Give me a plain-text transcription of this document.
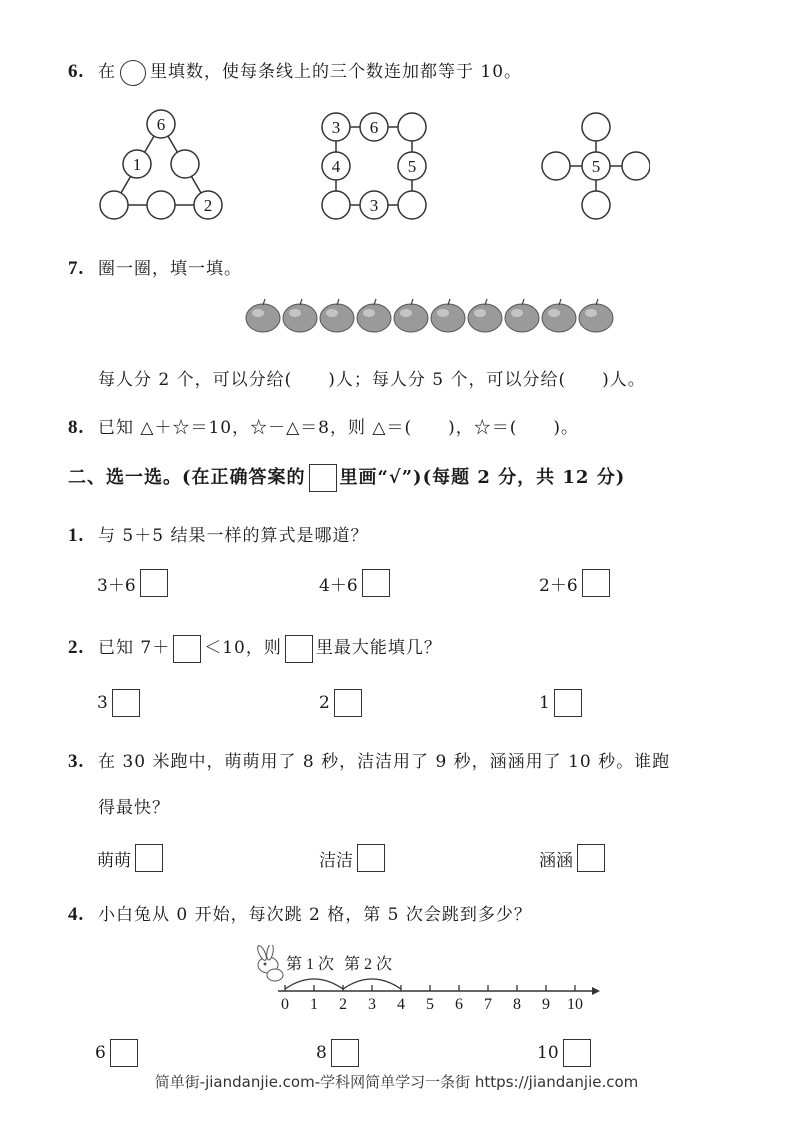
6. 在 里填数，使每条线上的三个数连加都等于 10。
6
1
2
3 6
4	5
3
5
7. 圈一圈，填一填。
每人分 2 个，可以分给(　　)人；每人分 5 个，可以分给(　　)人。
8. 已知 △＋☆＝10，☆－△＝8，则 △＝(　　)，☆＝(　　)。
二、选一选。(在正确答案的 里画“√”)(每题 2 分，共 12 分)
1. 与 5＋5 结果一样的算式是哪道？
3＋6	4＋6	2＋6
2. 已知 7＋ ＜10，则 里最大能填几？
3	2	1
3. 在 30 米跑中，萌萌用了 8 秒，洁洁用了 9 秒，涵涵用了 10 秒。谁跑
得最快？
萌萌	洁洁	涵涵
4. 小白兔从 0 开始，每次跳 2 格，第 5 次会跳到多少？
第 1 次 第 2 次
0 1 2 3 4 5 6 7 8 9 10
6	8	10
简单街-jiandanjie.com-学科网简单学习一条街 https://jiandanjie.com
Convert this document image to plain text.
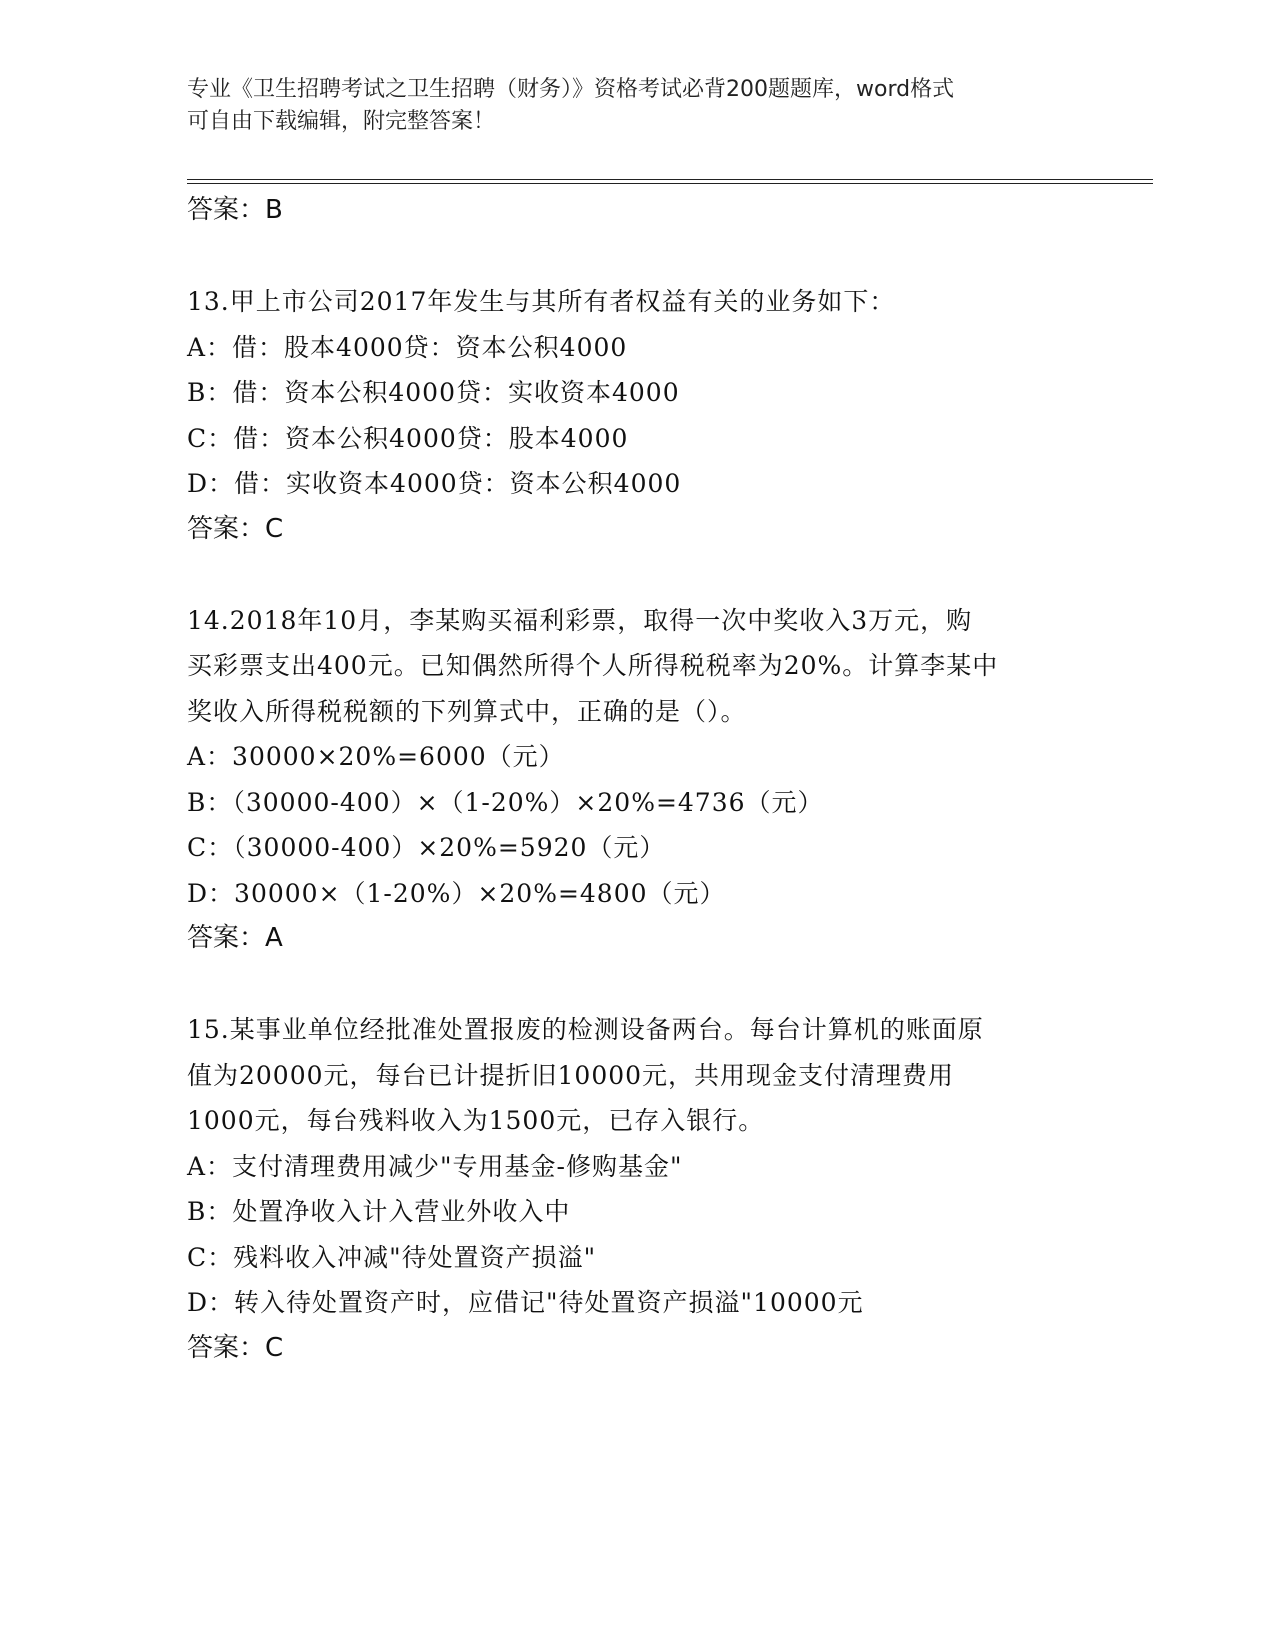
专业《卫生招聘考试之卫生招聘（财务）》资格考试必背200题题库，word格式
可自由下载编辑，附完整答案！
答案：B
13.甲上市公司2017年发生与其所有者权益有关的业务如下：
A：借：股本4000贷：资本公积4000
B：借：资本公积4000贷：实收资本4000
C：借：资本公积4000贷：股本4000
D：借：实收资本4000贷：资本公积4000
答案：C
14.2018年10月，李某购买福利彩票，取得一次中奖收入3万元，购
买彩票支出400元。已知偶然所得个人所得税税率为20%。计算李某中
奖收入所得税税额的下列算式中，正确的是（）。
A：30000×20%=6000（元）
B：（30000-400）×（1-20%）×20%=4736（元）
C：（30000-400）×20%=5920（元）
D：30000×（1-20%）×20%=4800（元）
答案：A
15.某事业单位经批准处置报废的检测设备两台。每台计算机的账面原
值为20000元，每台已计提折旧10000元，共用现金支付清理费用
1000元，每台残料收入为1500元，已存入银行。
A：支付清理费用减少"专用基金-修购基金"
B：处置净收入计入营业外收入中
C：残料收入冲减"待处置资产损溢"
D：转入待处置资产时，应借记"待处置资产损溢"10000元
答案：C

----------

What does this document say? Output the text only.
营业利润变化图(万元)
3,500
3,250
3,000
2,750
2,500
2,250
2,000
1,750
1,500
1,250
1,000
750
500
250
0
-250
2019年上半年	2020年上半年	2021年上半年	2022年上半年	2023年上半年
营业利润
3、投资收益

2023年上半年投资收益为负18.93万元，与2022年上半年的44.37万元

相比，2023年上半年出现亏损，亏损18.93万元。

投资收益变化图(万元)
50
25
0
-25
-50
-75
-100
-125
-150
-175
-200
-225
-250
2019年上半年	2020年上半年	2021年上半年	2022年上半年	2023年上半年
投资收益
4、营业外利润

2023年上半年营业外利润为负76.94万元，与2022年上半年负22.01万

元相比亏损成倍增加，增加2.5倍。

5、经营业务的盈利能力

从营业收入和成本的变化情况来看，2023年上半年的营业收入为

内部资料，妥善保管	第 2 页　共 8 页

----------

What the exercise asks: Above are the records; copy every line in them that holds the word "text".

Expected answer:
Give me a plain-text transcription of this document.
Convert this document image to plain text.
What does this document say? Output the text only.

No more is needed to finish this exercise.